Collect each line containing "Fragen".

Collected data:
-- BEGIN --
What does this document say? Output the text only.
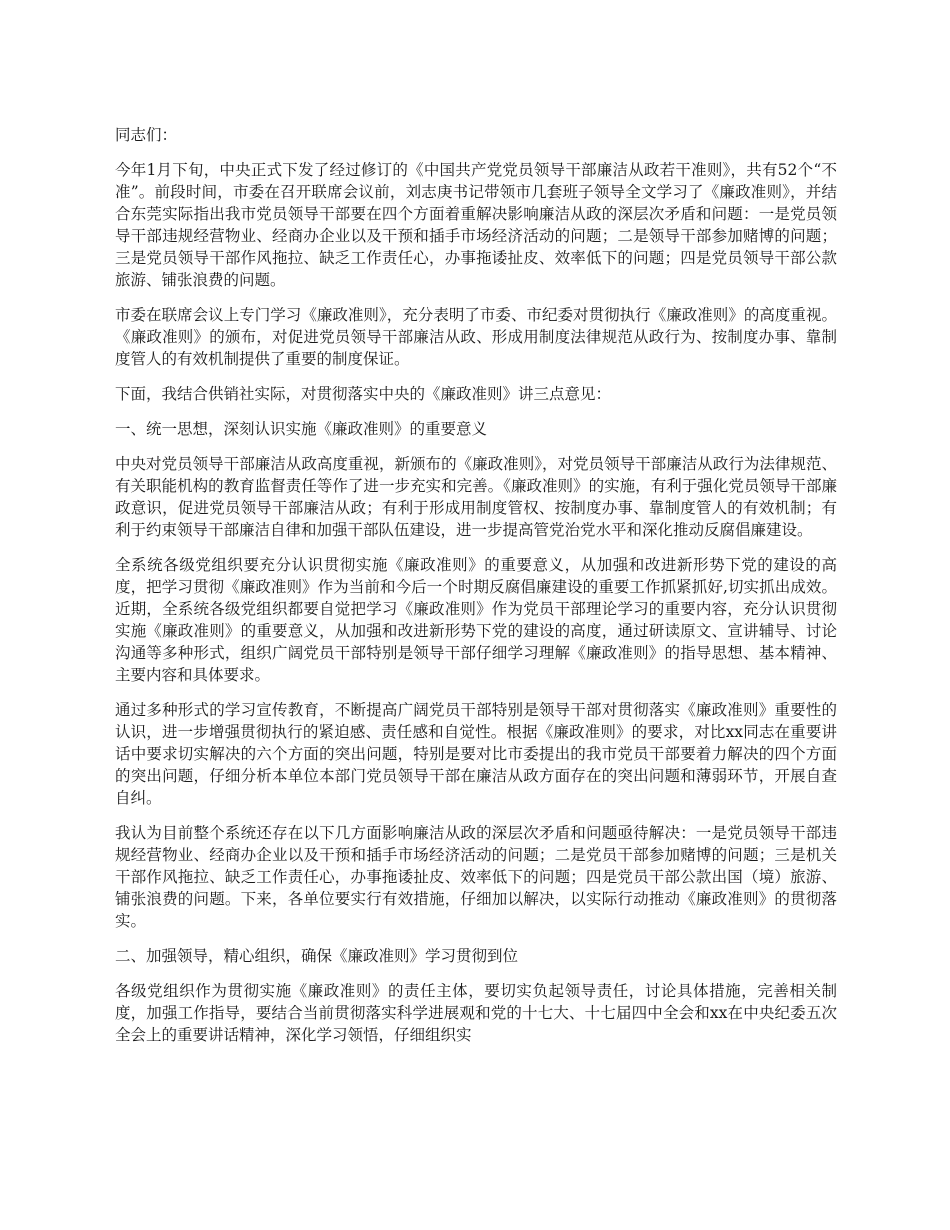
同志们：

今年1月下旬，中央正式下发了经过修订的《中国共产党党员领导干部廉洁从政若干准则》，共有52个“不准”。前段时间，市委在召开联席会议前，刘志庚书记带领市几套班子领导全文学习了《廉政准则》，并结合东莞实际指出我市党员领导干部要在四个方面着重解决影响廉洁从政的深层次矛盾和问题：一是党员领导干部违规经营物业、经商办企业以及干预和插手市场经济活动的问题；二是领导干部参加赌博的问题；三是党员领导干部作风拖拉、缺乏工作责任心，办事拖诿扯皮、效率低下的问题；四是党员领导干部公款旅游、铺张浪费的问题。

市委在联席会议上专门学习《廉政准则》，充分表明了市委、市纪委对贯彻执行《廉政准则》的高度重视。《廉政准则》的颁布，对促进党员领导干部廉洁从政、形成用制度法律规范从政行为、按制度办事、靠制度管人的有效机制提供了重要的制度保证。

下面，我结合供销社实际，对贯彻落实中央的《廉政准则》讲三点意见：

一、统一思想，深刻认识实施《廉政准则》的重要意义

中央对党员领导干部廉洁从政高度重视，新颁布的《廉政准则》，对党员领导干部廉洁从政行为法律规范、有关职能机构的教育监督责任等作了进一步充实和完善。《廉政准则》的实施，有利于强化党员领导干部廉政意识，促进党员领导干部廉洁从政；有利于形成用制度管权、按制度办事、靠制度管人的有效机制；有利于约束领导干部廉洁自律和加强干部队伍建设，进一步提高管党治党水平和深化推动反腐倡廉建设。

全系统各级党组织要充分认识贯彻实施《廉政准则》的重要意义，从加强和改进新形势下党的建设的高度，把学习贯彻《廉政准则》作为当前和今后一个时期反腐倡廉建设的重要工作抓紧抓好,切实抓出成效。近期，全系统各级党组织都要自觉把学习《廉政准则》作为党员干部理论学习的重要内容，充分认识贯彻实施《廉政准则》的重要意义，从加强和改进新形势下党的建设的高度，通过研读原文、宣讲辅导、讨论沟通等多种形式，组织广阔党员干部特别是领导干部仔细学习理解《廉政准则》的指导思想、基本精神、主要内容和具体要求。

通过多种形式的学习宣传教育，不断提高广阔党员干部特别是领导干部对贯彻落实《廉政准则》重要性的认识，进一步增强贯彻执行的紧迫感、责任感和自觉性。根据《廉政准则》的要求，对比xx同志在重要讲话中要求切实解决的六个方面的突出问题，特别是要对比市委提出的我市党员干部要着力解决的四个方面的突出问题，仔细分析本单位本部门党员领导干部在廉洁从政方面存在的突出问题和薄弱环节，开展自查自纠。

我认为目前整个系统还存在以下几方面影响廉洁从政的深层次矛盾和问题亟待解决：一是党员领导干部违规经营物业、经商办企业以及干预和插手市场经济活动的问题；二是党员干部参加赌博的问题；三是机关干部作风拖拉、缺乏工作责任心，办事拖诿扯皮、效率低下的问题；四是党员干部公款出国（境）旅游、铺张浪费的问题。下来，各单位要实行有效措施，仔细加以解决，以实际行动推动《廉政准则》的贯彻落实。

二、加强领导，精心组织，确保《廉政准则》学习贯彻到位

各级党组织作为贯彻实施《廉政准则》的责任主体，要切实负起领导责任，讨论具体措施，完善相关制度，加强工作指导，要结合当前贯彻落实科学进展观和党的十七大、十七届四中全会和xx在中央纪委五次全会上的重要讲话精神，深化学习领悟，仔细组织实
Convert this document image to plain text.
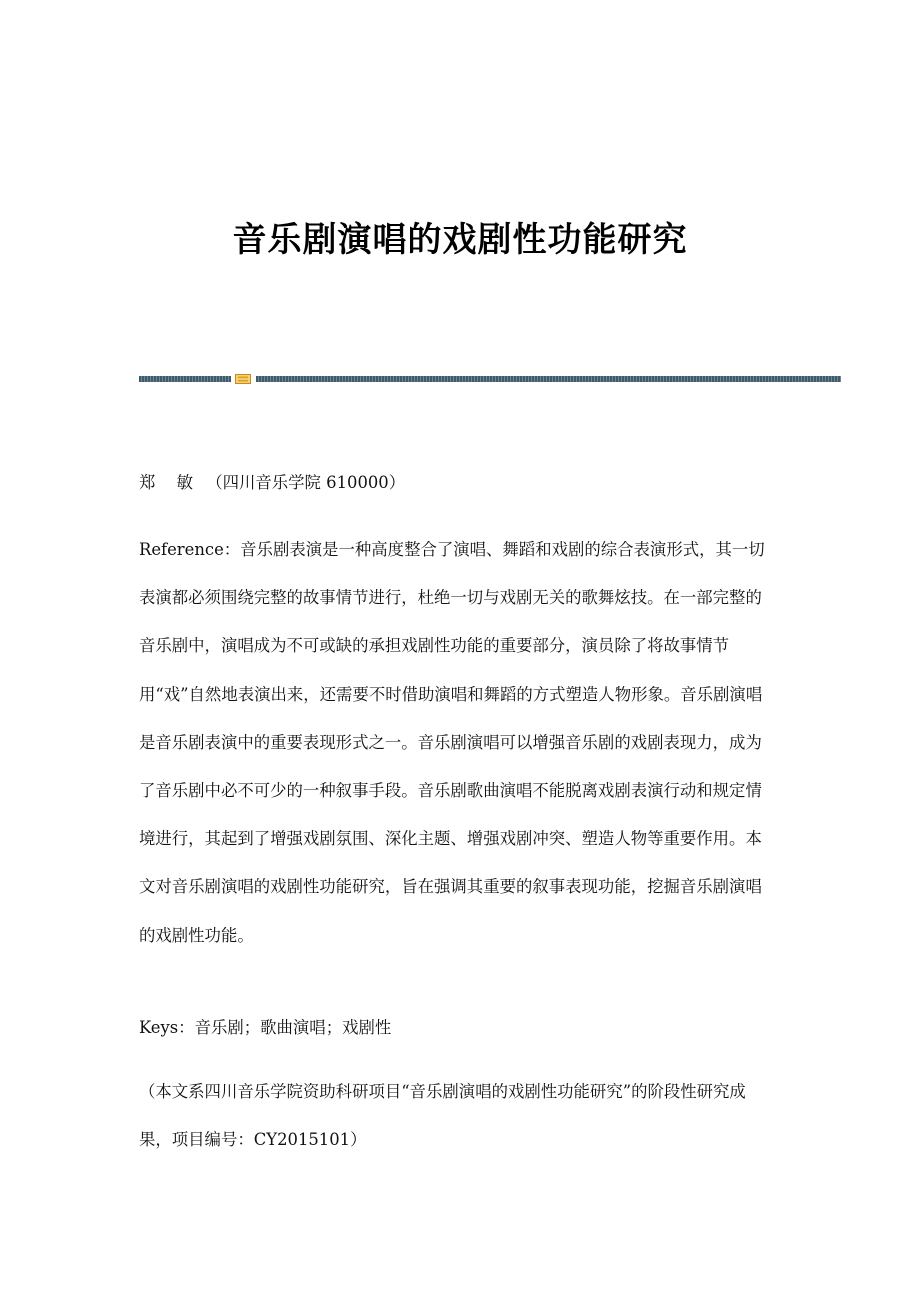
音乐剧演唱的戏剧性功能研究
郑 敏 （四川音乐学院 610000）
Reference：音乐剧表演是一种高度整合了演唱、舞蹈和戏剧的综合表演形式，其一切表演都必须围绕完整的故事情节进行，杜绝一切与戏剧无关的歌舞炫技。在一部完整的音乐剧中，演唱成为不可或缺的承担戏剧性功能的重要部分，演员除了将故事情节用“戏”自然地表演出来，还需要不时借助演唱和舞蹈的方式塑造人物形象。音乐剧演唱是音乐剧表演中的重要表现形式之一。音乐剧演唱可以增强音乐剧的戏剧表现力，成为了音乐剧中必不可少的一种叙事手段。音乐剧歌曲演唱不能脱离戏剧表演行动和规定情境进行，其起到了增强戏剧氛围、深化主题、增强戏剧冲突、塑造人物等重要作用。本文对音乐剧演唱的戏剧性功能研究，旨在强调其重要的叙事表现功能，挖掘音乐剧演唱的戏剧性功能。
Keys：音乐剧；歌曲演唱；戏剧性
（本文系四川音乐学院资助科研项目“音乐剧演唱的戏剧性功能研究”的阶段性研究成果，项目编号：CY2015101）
-- END --
-- BEGIN --
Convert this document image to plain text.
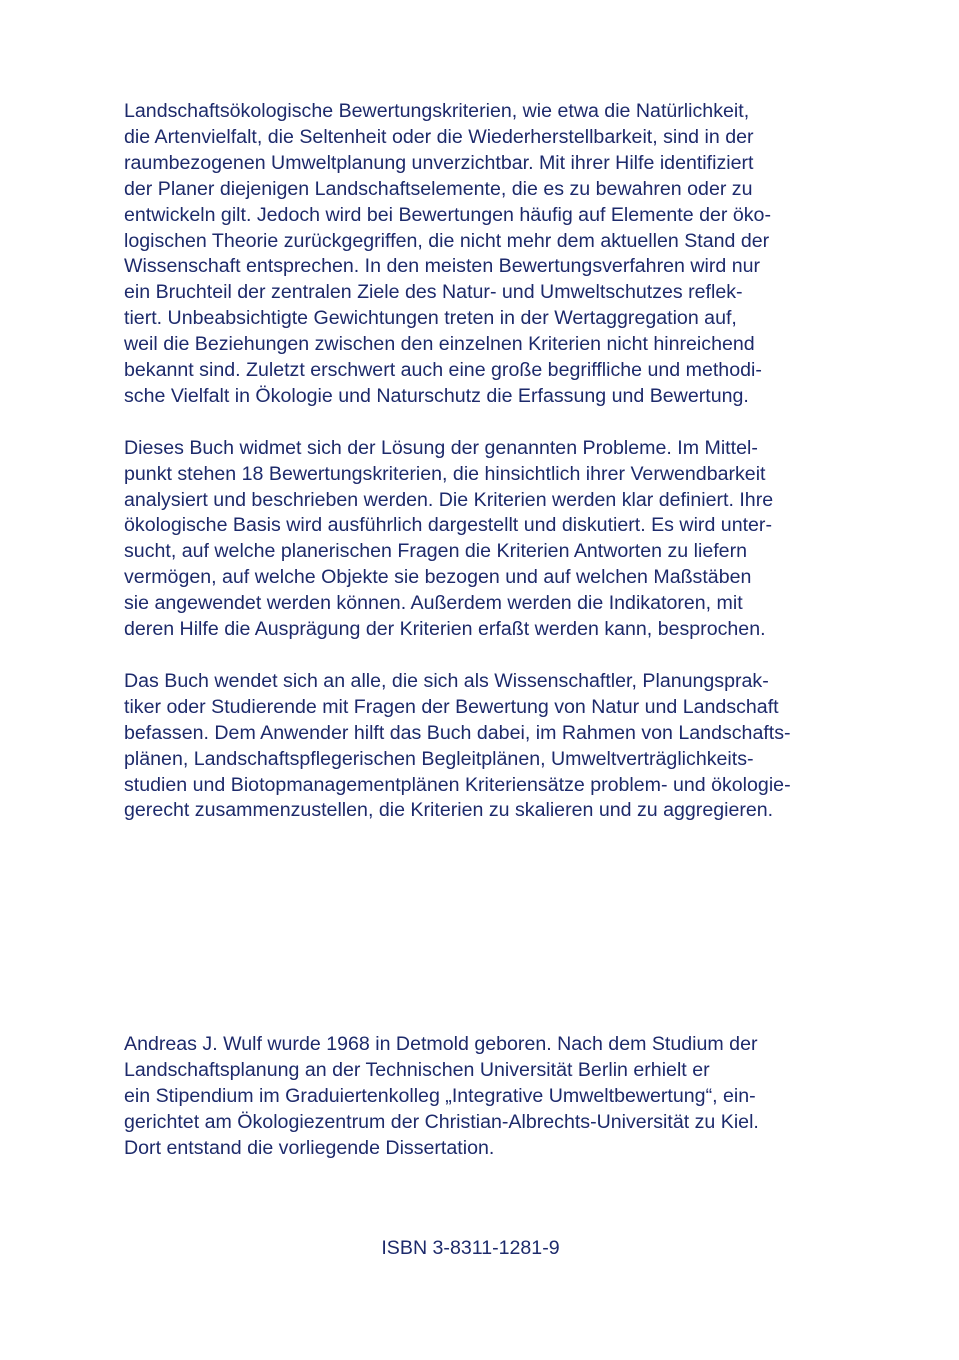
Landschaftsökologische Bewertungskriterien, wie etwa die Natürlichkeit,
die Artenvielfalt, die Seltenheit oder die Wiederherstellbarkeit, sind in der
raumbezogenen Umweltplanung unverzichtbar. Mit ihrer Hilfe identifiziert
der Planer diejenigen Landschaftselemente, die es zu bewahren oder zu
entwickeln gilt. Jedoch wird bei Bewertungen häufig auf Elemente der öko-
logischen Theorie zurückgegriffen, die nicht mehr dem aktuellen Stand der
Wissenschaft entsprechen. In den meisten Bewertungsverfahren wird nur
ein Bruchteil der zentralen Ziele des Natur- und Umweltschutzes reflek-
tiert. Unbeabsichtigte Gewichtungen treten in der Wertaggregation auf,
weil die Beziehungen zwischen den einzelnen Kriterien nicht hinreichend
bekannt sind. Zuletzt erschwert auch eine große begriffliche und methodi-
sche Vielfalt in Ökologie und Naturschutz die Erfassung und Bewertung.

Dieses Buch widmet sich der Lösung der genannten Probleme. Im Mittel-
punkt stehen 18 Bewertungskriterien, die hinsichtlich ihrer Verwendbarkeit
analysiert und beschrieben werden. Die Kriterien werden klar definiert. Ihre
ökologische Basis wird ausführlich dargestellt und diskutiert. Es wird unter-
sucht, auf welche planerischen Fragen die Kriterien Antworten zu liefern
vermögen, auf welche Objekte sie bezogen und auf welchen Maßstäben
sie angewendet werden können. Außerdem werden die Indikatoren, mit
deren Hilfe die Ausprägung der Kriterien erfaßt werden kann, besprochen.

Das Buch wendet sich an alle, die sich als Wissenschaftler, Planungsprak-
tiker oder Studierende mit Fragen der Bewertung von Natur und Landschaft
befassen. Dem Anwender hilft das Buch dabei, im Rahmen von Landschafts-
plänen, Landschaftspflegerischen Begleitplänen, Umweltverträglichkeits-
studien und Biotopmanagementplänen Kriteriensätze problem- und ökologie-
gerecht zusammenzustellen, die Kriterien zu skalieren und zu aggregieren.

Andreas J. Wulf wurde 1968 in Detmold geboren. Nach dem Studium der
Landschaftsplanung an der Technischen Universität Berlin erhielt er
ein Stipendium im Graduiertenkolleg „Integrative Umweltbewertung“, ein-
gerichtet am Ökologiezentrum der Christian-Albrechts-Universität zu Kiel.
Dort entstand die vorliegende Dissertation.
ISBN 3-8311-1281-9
-- END --
**RESULT OF THE EXERCISE**
sucht, auf welche planerischen Fragen die Kriterien Antworten zu liefern
tiker oder Studierende mit Fragen der Bewertung von Natur und Landschaft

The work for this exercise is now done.